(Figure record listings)
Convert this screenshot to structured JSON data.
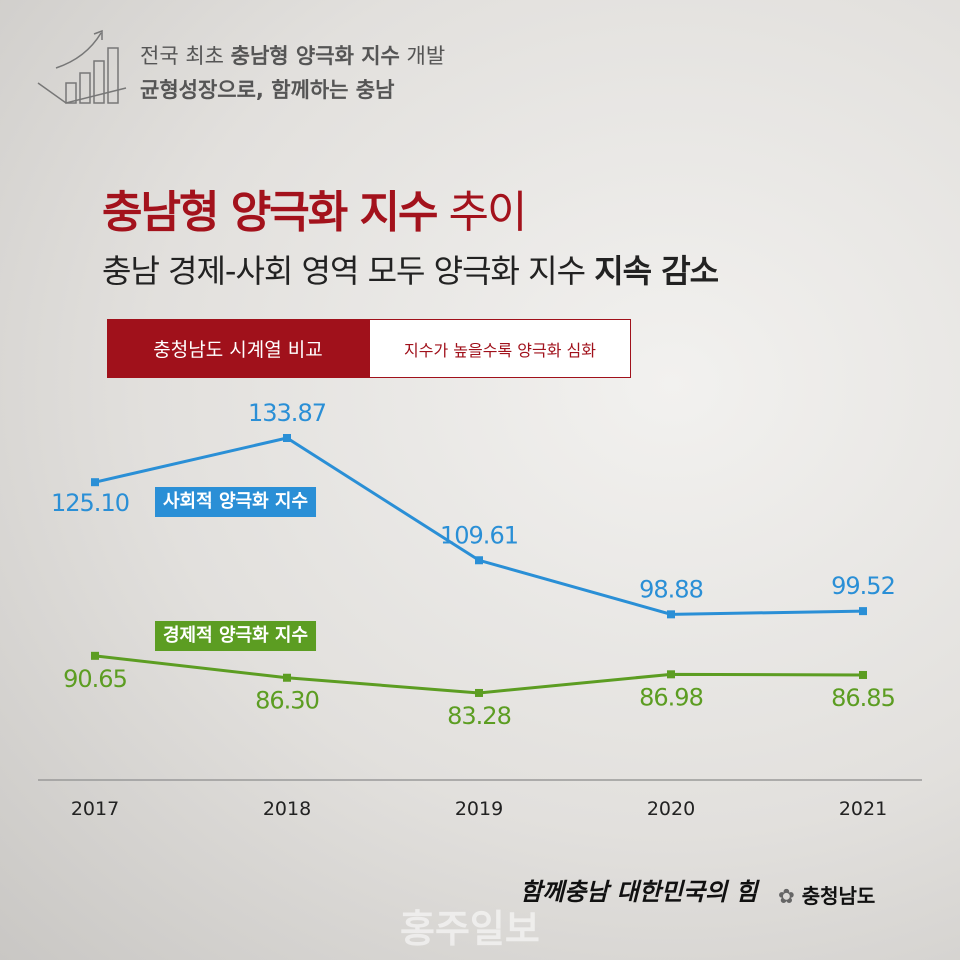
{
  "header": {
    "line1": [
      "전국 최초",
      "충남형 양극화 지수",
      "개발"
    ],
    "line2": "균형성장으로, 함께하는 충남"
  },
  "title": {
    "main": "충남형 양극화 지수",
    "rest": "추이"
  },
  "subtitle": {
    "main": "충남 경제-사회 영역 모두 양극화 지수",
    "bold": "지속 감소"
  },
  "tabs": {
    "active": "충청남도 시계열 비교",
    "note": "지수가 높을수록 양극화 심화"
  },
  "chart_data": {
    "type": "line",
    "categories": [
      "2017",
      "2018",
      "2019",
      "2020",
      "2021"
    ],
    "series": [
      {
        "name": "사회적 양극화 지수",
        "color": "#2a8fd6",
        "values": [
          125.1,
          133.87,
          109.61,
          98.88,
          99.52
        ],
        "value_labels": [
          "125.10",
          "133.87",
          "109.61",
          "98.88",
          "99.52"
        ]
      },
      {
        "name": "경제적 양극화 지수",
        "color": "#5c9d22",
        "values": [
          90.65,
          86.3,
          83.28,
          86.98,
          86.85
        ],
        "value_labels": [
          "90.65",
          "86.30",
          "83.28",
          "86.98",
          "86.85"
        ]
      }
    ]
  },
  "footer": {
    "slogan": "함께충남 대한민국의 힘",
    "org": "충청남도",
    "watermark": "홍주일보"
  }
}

## EXERCISE BRIEF
Repeat all the data as it stands, dropping any images it holds.

## SOLVED PROBLEM
Convert this screenshot to structured JSON data.
{
  "header": {
    "line1": [
      "전국 최초",
      "충남형 양극화 지수",
      "개발"
    ],
    "line2": "균형성장으로, 함께하는 충남"
  },
  "title": {
    "main": "충남형 양극화 지수",
    "rest": "추이"
  },
  "subtitle": {
    "main": "충남 경제-사회 영역 모두 양극화 지수",
    "bold": "지속 감소"
  },
  "tabs": {
    "active": "충청남도 시계열 비교",
    "note": "지수가 높을수록 양극화 심화"
  },
  "chart_data": {
    "type": "line",
    "categories": [
      "2017",
      "2018",
      "2019",
      "2020",
      "2021"
    ],
    "series": [
      {
        "name": "사회적 양극화 지수",
        "color": "#2a8fd6",
        "values": [
          125.1,
          133.87,
          109.61,
          98.88,
          99.52
        ],
        "value_labels": [
          "125.10",
          "133.87",
          "109.61",
          "98.88",
          "99.52"
        ]
      },
      {
        "name": "경제적 양극화 지수",
        "color": "#5c9d22",
        "values": [
          90.65,
          86.3,
          83.28,
          86.98,
          86.85
        ],
        "value_labels": [
          "90.65",
          "86.30",
          "83.28",
          "86.98",
          "86.85"
        ]
      }
    ]
  },
  "footer": {
    "slogan": "함께충남 대한민국의 힘",
    "org": "충청남도",
    "watermark": "홍주일보"
  }
}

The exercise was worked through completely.